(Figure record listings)

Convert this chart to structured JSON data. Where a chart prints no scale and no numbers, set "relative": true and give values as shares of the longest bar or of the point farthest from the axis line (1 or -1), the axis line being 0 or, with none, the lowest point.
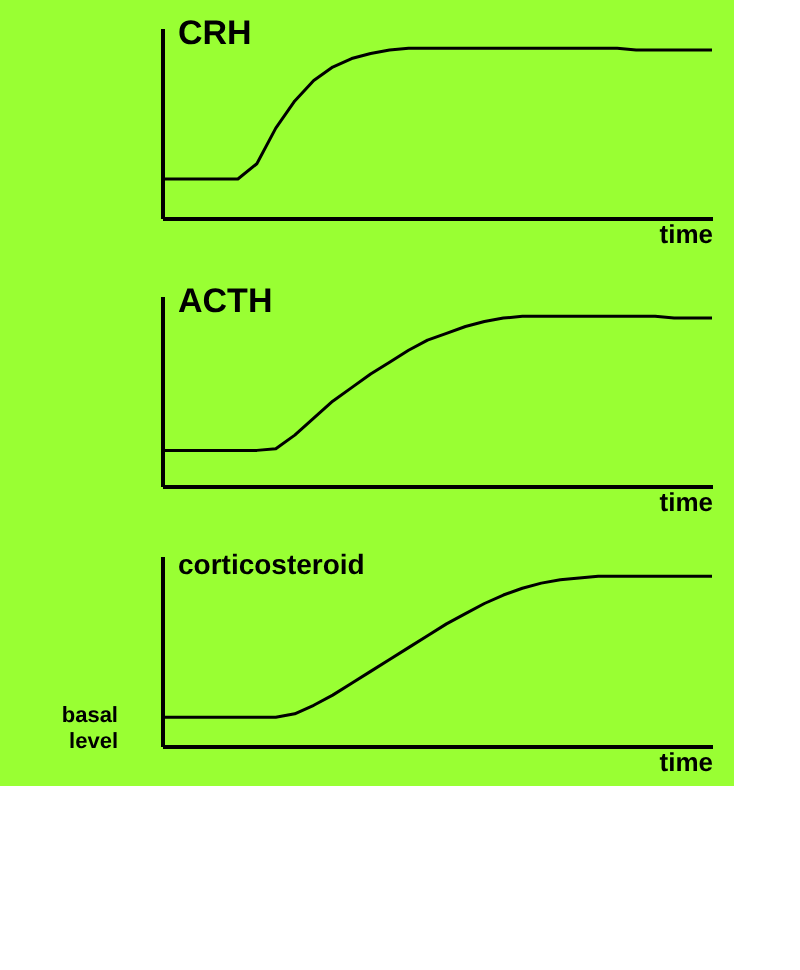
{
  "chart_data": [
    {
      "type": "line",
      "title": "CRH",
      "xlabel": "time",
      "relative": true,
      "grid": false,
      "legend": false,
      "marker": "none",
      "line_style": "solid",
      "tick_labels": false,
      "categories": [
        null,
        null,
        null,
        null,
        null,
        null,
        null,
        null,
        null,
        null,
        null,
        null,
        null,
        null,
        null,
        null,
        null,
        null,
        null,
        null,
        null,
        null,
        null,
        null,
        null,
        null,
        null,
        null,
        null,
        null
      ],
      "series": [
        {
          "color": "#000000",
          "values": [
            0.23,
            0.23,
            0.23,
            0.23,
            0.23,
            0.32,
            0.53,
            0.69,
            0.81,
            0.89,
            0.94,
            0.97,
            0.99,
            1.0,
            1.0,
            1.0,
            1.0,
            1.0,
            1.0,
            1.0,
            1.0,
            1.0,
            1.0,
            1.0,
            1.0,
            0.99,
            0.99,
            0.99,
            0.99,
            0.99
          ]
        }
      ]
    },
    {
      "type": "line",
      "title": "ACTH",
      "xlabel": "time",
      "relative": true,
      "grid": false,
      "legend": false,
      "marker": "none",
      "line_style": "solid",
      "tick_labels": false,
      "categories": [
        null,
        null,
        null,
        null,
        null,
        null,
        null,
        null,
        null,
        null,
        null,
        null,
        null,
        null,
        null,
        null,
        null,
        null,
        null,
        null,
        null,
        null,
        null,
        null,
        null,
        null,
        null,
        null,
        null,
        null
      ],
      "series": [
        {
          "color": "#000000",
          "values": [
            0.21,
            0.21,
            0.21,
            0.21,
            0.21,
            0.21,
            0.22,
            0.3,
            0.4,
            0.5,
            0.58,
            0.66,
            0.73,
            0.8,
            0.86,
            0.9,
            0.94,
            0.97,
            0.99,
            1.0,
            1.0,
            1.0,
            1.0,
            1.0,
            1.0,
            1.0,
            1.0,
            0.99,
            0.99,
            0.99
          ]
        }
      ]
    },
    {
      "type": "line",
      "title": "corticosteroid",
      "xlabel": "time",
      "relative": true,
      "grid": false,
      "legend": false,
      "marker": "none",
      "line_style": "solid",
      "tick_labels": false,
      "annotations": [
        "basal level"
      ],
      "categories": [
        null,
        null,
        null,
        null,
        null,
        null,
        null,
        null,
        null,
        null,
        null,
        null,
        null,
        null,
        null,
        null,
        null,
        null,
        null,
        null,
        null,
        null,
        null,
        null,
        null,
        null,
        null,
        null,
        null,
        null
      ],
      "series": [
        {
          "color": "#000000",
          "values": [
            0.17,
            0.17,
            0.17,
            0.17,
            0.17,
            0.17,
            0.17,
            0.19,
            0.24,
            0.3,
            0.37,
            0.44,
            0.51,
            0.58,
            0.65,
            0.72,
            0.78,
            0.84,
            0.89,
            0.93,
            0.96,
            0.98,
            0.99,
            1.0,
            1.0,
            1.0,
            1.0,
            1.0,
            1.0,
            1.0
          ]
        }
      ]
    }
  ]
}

* Exercise details
The records above need to be restated word for word, with the pictures left out.

* Task solution
Convert this chart to structured JSON data. Where a chart prints no scale and no numbers, set "relative": true and give values as shares of the longest bar or of the point farthest from the axis line (1 or -1), the axis line being 0 or, with none, the lowest point.
{
  "chart_data": [
    {
      "type": "line",
      "title": "CRH",
      "xlabel": "time",
      "relative": true,
      "grid": false,
      "legend": false,
      "marker": "none",
      "line_style": "solid",
      "tick_labels": false,
      "categories": [
        null,
        null,
        null,
        null,
        null,
        null,
        null,
        null,
        null,
        null,
        null,
        null,
        null,
        null,
        null,
        null,
        null,
        null,
        null,
        null,
        null,
        null,
        null,
        null,
        null,
        null,
        null,
        null,
        null,
        null
      ],
      "series": [
        {
          "color": "#000000",
          "values": [
            0.23,
            0.23,
            0.23,
            0.23,
            0.23,
            0.32,
            0.53,
            0.69,
            0.81,
            0.89,
            0.94,
            0.97,
            0.99,
            1.0,
            1.0,
            1.0,
            1.0,
            1.0,
            1.0,
            1.0,
            1.0,
            1.0,
            1.0,
            1.0,
            1.0,
            0.99,
            0.99,
            0.99,
            0.99,
            0.99
          ]
        }
      ]
    },
    {
      "type": "line",
      "title": "ACTH",
      "xlabel": "time",
      "relative": true,
      "grid": false,
      "legend": false,
      "marker": "none",
      "line_style": "solid",
      "tick_labels": false,
      "categories": [
        null,
        null,
        null,
        null,
        null,
        null,
        null,
        null,
        null,
        null,
        null,
        null,
        null,
        null,
        null,
        null,
        null,
        null,
        null,
        null,
        null,
        null,
        null,
        null,
        null,
        null,
        null,
        null,
        null,
        null
      ],
      "series": [
        {
          "color": "#000000",
          "values": [
            0.21,
            0.21,
            0.21,
            0.21,
            0.21,
            0.21,
            0.22,
            0.3,
            0.4,
            0.5,
            0.58,
            0.66,
            0.73,
            0.8,
            0.86,
            0.9,
            0.94,
            0.97,
            0.99,
            1.0,
            1.0,
            1.0,
            1.0,
            1.0,
            1.0,
            1.0,
            1.0,
            0.99,
            0.99,
            0.99
          ]
        }
      ]
    },
    {
      "type": "line",
      "title": "corticosteroid",
      "xlabel": "time",
      "relative": true,
      "grid": false,
      "legend": false,
      "marker": "none",
      "line_style": "solid",
      "tick_labels": false,
      "annotations": [
        "basal level"
      ],
      "categories": [
        null,
        null,
        null,
        null,
        null,
        null,
        null,
        null,
        null,
        null,
        null,
        null,
        null,
        null,
        null,
        null,
        null,
        null,
        null,
        null,
        null,
        null,
        null,
        null,
        null,
        null,
        null,
        null,
        null,
        null
      ],
      "series": [
        {
          "color": "#000000",
          "values": [
            0.17,
            0.17,
            0.17,
            0.17,
            0.17,
            0.17,
            0.17,
            0.19,
            0.24,
            0.3,
            0.37,
            0.44,
            0.51,
            0.58,
            0.65,
            0.72,
            0.78,
            0.84,
            0.89,
            0.93,
            0.96,
            0.98,
            0.99,
            1.0,
            1.0,
            1.0,
            1.0,
            1.0,
            1.0,
            1.0
          ]
        }
      ]
    }
  ]
}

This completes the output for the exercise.